::: Task material :::

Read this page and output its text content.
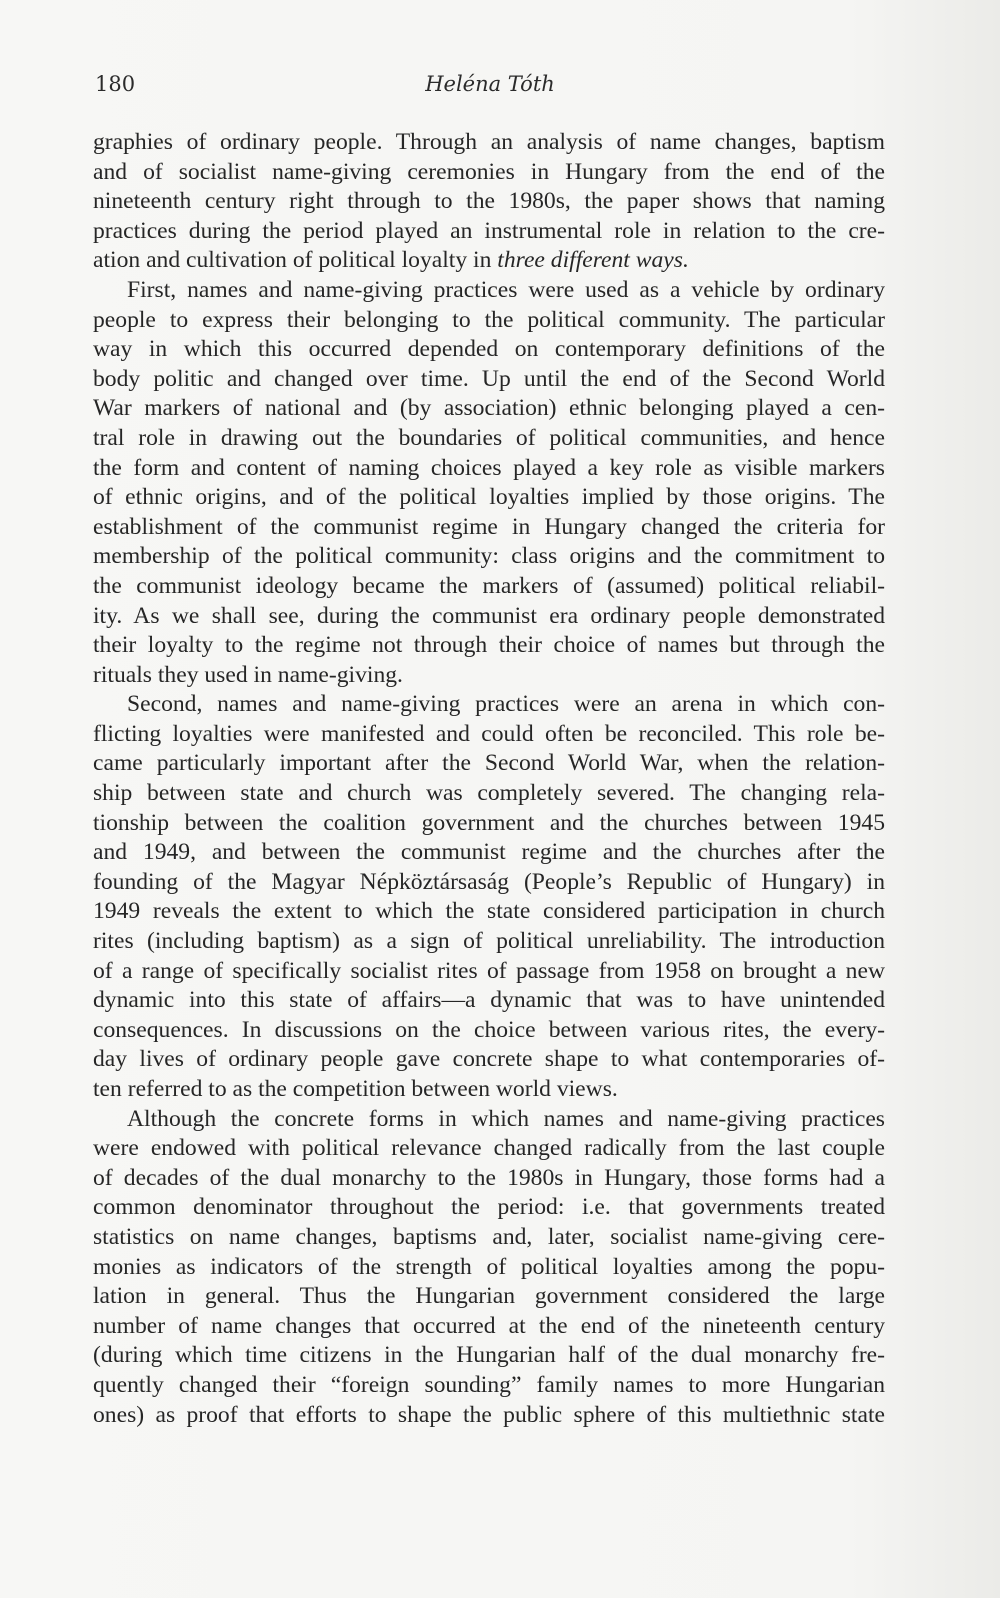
180	Heléna Tóth

graphies of ordinary people. Through an analysis of name changes, baptism

and of socialist name-giving ceremonies in Hungary from the end of the

nineteenth century right through to the 1980s, the paper shows that naming

practices during the period played an instrumental role in relation to the cre-

ation and cultivation of political loyalty in three different ways.

First, names and name-giving practices were used as a vehicle by ordinary

people to express their belonging to the political community. The particular

way in which this occurred depended on contemporary definitions of the

body politic and changed over time. Up until the end of the Second World

War markers of national and (by association) ethnic belonging played a cen-

tral role in drawing out the boundaries of political communities, and hence

the form and content of naming choices played a key role as visible markers

of ethnic origins, and of the political loyalties implied by those origins. The

establishment of the communist regime in Hungary changed the criteria for

membership of the political community: class origins and the commitment to

the communist ideology became the markers of (assumed) political reliabil-

ity. As we shall see, during the communist era ordinary people demonstrated

their loyalty to the regime not through their choice of names but through the

rituals they used in name-giving.

Second, names and name-giving practices were an arena in which con-

flicting loyalties were manifested and could often be reconciled. This role be-

came particularly important after the Second World War, when the relation-

ship between state and church was completely severed. The changing rela-

tionship between the coalition government and the churches between 1945

and 1949, and between the communist regime and the churches after the

founding of the Magyar Népköztársaság (People’s Republic of Hungary) in

1949 reveals the extent to which the state considered participation in church

rites (including baptism) as a sign of political unreliability. The introduction

of a range of specifically socialist rites of passage from 1958 on brought a new

dynamic into this state of affairs—a dynamic that was to have unintended

consequences. In discussions on the choice between various rites, the every-

day lives of ordinary people gave concrete shape to what contemporaries of-

ten referred to as the competition between world views.

Although the concrete forms in which names and name-giving practices

were endowed with political relevance changed radically from the last couple

of decades of the dual monarchy to the 1980s in Hungary, those forms had a

common denominator throughout the period: i.e. that governments treated

statistics on name changes, baptisms and, later, socialist name-giving cere-

monies as indicators of the strength of political loyalties among the popu-

lation in general. Thus the Hungarian government considered the large

number of name changes that occurred at the end of the nineteenth century

(during which time citizens in the Hungarian half of the dual monarchy fre-

quently changed their “foreign sounding” family names to more Hungarian

ones) as proof that efforts to shape the public sphere of this multiethnic state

:::

## Exercise directions
Repeat the material above word for word, please, apart from its images.

## Exercise answer
Read this page and output its text content.
180	Heléna Tóth

graphies of ordinary people. Through an analysis of name changes, baptism

and of socialist name-giving ceremonies in Hungary from the end of the

nineteenth century right through to the 1980s, the paper shows that naming

practices during the period played an instrumental role in relation to the cre-

ation and cultivation of political loyalty in three different ways.

First, names and name-giving practices were used as a vehicle by ordinary

people to express their belonging to the political community. The particular

way in which this occurred depended on contemporary definitions of the

body politic and changed over time. Up until the end of the Second World

War markers of national and (by association) ethnic belonging played a cen-

tral role in drawing out the boundaries of political communities, and hence

the form and content of naming choices played a key role as visible markers

of ethnic origins, and of the political loyalties implied by those origins. The

establishment of the communist regime in Hungary changed the criteria for

membership of the political community: class origins and the commitment to

the communist ideology became the markers of (assumed) political reliabil-

ity. As we shall see, during the communist era ordinary people demonstrated

their loyalty to the regime not through their choice of names but through the

rituals they used in name-giving.

Second, names and name-giving practices were an arena in which con-

flicting loyalties were manifested and could often be reconciled. This role be-

came particularly important after the Second World War, when the relation-

ship between state and church was completely severed. The changing rela-

tionship between the coalition government and the churches between 1945

and 1949, and between the communist regime and the churches after the

founding of the Magyar Népköztársaság (People’s Republic of Hungary) in

1949 reveals the extent to which the state considered participation in church

rites (including baptism) as a sign of political unreliability. The introduction

of a range of specifically socialist rites of passage from 1958 on brought a new

dynamic into this state of affairs—a dynamic that was to have unintended

consequences. In discussions on the choice between various rites, the every-

day lives of ordinary people gave concrete shape to what contemporaries of-

ten referred to as the competition between world views.

Although the concrete forms in which names and name-giving practices

were endowed with political relevance changed radically from the last couple

of decades of the dual monarchy to the 1980s in Hungary, those forms had a

common denominator throughout the period: i.e. that governments treated

statistics on name changes, baptisms and, later, socialist name-giving cere-

monies as indicators of the strength of political loyalties among the popu-

lation in general. Thus the Hungarian government considered the large

number of name changes that occurred at the end of the nineteenth century

(during which time citizens in the Hungarian half of the dual monarchy fre-

quently changed their “foreign sounding” family names to more Hungarian

ones) as proof that efforts to shape the public sphere of this multiethnic state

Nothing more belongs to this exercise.